Collection entries:
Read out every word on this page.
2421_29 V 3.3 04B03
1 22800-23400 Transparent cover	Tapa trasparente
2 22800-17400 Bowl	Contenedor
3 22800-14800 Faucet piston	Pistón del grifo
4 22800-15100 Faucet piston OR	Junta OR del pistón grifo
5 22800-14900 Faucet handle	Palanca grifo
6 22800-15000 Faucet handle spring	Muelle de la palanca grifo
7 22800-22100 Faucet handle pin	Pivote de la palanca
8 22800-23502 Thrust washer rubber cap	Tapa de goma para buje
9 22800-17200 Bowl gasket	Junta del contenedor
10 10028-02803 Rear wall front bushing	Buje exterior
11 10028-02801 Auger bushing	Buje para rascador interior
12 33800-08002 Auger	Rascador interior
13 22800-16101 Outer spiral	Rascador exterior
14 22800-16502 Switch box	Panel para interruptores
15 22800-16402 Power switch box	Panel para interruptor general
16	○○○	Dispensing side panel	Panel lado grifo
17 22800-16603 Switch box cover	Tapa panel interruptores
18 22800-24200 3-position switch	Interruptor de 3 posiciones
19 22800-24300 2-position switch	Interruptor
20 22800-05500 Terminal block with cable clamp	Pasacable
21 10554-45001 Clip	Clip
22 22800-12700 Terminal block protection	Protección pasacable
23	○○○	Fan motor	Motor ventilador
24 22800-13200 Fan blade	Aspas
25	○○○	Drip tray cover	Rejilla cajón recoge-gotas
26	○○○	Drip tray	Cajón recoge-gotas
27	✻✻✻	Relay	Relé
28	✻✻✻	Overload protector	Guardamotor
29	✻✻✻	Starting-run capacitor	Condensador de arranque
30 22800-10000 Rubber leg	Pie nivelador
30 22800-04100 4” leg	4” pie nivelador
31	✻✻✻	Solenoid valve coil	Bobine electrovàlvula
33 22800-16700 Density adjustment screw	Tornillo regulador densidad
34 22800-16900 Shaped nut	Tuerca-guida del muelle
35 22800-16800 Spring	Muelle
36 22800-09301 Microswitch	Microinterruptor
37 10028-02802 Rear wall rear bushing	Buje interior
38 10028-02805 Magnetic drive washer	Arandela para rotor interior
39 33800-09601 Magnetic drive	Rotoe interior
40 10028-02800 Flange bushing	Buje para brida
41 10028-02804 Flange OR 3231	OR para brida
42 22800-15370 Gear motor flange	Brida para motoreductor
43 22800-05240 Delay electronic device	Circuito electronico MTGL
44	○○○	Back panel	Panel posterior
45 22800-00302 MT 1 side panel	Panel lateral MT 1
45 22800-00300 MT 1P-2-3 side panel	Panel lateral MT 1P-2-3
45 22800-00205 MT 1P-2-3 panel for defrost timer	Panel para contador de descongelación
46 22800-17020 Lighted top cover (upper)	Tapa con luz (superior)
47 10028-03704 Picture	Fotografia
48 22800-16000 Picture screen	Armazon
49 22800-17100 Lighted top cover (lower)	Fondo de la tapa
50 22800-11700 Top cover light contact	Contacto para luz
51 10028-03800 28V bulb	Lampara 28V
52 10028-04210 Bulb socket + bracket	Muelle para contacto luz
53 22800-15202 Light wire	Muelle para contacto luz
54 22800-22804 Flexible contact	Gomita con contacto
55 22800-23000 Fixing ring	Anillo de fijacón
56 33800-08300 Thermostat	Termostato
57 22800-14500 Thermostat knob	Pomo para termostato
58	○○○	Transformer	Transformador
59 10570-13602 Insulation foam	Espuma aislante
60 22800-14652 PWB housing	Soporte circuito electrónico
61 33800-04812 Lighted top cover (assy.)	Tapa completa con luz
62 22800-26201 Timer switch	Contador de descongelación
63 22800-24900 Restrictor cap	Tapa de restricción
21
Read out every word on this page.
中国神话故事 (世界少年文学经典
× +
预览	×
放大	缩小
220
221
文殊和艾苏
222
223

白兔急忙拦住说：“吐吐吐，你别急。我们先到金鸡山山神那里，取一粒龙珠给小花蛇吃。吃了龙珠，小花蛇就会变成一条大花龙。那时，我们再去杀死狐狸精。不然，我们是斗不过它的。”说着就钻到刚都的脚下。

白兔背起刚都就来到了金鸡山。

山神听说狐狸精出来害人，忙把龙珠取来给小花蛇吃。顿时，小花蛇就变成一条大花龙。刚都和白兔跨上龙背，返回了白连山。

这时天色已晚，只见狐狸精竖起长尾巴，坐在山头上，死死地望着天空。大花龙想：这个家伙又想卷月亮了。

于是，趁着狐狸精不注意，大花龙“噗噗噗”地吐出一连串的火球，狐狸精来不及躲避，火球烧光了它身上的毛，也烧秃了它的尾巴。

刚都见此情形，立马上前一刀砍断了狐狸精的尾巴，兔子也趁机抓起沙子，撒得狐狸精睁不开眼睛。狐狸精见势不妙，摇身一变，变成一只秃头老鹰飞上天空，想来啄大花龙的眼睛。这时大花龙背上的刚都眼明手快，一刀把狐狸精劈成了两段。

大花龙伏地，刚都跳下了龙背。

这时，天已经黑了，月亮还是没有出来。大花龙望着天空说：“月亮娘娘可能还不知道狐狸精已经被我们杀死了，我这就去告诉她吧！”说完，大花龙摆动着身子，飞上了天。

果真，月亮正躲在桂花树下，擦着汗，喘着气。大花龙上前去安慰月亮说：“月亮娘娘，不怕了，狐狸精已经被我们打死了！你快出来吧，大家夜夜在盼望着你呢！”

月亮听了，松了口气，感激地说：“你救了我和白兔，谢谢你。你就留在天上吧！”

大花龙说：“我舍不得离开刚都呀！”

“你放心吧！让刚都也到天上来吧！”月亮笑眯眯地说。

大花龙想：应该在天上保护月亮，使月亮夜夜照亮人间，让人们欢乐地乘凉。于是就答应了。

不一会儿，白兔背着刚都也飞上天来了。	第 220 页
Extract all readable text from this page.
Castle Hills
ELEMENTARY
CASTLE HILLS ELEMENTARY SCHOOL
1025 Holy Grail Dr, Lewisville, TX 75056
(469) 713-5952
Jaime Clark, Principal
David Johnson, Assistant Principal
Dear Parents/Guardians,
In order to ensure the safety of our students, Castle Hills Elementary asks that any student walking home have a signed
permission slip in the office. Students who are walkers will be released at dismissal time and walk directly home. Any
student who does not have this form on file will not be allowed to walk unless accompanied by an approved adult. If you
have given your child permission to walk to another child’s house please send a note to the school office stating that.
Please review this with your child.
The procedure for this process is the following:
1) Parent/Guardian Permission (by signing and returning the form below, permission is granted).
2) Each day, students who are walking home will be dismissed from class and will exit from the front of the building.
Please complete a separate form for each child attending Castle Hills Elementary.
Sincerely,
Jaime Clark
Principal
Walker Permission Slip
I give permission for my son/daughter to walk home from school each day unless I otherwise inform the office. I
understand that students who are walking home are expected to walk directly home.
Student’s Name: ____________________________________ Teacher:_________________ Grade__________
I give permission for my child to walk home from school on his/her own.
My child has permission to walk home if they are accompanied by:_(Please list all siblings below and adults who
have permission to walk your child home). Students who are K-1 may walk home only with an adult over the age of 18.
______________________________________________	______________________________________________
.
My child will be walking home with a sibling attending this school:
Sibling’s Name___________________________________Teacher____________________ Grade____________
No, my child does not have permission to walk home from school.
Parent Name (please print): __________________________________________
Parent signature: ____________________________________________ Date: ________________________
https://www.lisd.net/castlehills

▸ Exercise description
From the listing above, copy all lines holding the word "Principal".

▸ The output
Jaime Clark, Principal
David Johnson, Assistant Principal
Principal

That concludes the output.